Цветаева без глянца - Павел Фокин 8 стр.


Поэтому мои 2 тополя перед крыльцом мне, пожалуй, дороже больших лесов, они - волей неволей за 6 лет успели привыкнуть ко мне, отметить меня, - кто так часто на рассвете глядел на них с крыльца? <…>

Что я еще люблю в природе: это превозможение. Опасные переходы <…> - скалы, горы, 30-тиверстные прогулки, - действенность!

Чтобы все устали, а я нет! Чтобы все боялись, а я перепрыгнула! Чтобы никто ничего не нес, а я всё! И чтобы все жаловались, а я бежала! - Приключение! - Авантюру! - Казанову в природе. И не только Казанову!

В природе - в такой природе - я более, чем когда-либо - тот юный спартанец с лисенком.

Больно - трудно - ноги не идут, - нет, буду смеяться, буду бежать, возьму на себя все тяжести!

Чем труднее - тем лучше! Только тогда живу.

* * *

Ту блаженную, божественную, олимпийскую природу, где я только зритель, я д<олжно> б<ыть> не люблю par exces de sensibilite - и опустошает она меня так только потому что я ее слишком сильно чувствую, - каждое дуновение

- Как Музыка - как любовь [12; 159–161].

Ариадна Сергеевна Эфрон:

С природой была связана воистину кровными узами, любила ее - горы, скалы, лес - языческой обожествляющей и вместе с тем преодолевающей ее любовью, без примеси созерцательности, поэтому с морем, которого не одолеть ни пешком, ни вплавь, не знала что делать. Просто любоваться им не умела [1; 144–145].

Марина Ивановна Цветаева.Из письма А. А. Тесковой. St. Gilles-sur-Vie, 8 июня 1926 г.:

Океан. Сознаю величие, но не люблю (никогда не любила моря, только раз, в первый раз - в детстве, под знаком пушкинского: "Прощай, свободная стихия!").

Она свободная, а я на ней - связанная. Свобода моря равна только моей несвободе на нем. Что мне с морем делать? Глядеть. Мне этого мало. Плавать? Не люблю горизонтального положения. Плавать, ведь это лежать, ехать. Я люблю вертикаль: ходьбу, гору. Равнодействующую сил: высоты и моей. На Океане я зритель: в театре: полулежа: в ложе. Пляж - партер. Люблю в театре только раёк (верх), т. е. горы, которых здесь нет.

**Постановка задачи A:** Воспроизведите строки данных от первой до строки, содержащей «self-avatar[interactable] [1002,1657,1118,1776]», включительно, заменив «self-avatar» на «own-avatar». Всё остальное оставьте без изменений.

**Данные задачи:**
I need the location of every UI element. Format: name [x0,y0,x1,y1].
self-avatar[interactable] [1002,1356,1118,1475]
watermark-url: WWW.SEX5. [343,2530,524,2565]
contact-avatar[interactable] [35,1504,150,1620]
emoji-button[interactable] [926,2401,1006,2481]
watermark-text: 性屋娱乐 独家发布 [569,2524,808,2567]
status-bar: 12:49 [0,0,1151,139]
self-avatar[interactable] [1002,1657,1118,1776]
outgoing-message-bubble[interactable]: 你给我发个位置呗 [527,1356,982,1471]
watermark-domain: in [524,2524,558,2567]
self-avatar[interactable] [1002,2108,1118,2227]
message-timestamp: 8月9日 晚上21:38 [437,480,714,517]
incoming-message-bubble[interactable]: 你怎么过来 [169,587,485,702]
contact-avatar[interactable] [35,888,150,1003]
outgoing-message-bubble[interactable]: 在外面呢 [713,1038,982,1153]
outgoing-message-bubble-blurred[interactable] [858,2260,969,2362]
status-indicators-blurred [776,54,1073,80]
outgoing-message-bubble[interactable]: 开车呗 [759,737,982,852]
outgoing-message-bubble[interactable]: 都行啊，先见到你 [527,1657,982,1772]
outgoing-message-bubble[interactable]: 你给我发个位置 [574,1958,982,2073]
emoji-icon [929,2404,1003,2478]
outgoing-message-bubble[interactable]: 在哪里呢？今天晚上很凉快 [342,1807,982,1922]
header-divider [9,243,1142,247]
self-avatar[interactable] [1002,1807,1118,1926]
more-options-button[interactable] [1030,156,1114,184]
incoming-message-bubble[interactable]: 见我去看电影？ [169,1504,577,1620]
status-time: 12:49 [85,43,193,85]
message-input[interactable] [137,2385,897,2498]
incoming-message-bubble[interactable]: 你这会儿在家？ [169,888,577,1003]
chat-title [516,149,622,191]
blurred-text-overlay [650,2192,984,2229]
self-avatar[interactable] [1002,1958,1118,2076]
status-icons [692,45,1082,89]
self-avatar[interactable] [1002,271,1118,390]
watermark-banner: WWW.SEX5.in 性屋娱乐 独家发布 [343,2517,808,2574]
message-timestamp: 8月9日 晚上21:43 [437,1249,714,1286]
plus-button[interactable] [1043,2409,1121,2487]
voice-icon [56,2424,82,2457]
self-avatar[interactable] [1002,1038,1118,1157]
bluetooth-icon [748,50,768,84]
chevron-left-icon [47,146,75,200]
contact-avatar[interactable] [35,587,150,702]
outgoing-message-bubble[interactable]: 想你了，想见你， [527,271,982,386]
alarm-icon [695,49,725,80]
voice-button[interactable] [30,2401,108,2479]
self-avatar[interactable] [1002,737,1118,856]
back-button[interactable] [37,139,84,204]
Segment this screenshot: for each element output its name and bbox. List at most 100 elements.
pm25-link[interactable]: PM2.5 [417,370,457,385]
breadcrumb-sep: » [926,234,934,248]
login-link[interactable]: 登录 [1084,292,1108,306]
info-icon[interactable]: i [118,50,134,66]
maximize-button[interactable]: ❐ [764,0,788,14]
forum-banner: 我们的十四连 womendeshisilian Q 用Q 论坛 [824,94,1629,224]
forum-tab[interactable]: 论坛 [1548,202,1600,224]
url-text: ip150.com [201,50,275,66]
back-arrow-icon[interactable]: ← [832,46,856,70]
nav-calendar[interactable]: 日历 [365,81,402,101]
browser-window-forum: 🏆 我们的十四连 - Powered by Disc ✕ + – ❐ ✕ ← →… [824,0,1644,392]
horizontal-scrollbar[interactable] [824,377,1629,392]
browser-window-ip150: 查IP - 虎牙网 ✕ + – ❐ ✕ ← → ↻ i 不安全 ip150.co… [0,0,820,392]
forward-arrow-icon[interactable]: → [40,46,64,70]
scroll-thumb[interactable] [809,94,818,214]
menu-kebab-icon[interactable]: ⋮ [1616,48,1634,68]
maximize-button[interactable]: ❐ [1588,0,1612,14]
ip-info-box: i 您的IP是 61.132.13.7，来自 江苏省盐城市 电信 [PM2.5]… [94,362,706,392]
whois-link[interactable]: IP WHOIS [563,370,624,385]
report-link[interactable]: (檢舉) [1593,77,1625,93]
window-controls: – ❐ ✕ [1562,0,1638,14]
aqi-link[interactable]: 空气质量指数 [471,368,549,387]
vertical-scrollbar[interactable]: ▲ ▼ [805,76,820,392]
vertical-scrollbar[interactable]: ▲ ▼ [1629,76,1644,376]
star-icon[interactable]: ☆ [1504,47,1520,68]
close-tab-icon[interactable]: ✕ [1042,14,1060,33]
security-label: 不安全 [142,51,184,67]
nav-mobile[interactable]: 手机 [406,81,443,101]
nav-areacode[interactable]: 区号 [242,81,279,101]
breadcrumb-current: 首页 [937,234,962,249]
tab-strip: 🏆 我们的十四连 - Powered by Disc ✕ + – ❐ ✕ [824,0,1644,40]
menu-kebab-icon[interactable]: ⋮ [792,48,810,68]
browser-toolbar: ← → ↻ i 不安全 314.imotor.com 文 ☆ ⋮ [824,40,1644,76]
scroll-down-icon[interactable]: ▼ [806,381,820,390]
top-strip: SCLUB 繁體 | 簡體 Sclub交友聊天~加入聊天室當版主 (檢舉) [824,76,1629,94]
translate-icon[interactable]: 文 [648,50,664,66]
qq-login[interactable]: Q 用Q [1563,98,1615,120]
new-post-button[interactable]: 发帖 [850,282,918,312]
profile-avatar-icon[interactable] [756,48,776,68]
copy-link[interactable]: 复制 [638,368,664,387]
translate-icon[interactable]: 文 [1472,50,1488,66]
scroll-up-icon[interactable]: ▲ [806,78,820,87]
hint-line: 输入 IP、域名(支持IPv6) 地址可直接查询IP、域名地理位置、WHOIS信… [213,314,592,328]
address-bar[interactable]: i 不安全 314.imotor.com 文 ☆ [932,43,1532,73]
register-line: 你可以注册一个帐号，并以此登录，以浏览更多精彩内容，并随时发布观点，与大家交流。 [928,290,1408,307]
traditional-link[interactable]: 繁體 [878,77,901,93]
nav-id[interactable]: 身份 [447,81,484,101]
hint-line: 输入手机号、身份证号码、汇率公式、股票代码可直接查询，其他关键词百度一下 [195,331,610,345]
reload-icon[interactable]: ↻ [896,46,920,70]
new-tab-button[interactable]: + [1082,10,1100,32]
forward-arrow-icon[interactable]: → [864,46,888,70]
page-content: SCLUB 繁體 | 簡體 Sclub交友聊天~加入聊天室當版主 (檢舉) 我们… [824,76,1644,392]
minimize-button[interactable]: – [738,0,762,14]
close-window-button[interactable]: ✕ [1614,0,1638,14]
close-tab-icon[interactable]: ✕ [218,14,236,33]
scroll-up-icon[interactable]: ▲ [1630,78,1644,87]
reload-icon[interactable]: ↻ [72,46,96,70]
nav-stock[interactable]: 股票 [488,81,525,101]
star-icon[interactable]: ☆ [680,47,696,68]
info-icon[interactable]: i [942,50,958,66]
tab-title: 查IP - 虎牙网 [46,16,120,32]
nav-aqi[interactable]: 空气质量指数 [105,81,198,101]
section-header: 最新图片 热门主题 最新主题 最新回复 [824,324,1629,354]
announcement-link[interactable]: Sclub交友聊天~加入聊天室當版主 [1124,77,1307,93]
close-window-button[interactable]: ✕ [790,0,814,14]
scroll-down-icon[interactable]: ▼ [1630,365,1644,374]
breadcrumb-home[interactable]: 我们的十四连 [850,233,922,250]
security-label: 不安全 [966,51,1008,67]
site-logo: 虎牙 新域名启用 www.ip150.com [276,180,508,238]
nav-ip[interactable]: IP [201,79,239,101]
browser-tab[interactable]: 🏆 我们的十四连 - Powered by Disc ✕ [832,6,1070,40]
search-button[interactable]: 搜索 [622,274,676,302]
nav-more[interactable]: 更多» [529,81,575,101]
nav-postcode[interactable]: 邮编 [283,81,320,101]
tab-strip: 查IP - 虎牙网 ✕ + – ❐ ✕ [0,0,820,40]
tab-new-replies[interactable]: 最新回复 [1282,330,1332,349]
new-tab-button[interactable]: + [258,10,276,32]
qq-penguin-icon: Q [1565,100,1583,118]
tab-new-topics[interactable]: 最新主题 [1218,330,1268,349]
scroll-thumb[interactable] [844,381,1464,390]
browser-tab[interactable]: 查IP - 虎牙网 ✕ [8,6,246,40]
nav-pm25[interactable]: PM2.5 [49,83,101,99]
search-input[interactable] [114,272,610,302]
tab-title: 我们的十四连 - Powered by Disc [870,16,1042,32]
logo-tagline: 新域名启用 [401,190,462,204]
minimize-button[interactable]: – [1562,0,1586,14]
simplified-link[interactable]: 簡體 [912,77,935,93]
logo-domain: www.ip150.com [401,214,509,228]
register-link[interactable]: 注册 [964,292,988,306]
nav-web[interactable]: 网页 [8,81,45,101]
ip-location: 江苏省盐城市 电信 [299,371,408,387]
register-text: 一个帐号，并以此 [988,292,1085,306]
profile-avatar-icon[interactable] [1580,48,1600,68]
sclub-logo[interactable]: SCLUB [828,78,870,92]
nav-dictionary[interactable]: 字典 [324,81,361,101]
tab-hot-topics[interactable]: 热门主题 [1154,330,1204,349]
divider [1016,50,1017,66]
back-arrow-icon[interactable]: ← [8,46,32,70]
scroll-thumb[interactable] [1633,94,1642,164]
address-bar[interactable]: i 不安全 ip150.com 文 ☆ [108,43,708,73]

**Постановка задачи B:**
Ответьте по отрывку о Цветаевой на следующие вопросы:
(i) Сколько тополей стоит перед крыльцом?
(ii) С чем в театре сравнивается пляж?
(iii) Где и когда написано письмо А. А. Тесковой?

**Готовый ответ A:**
I need the location of every UI element. Format: name [x0,y0,x1,y1].
own-avatar[interactable] [1002,1356,1118,1475]
watermark-url: WWW.SEX5. [343,2530,524,2565]
contact-avatar[interactable] [35,1504,150,1620]
emoji-button[interactable] [926,2401,1006,2481]
watermark-text: 性屋娱乐 独家发布 [569,2524,808,2567]
status-bar: 12:49 [0,0,1151,139]
own-avatar[interactable] [1002,1657,1118,1776]

**Готовый ответ B:**
(i) Два тополя.
(ii) С партером.
(iii) В St. Gilles-sur-Vie, 8 июня 1926 г.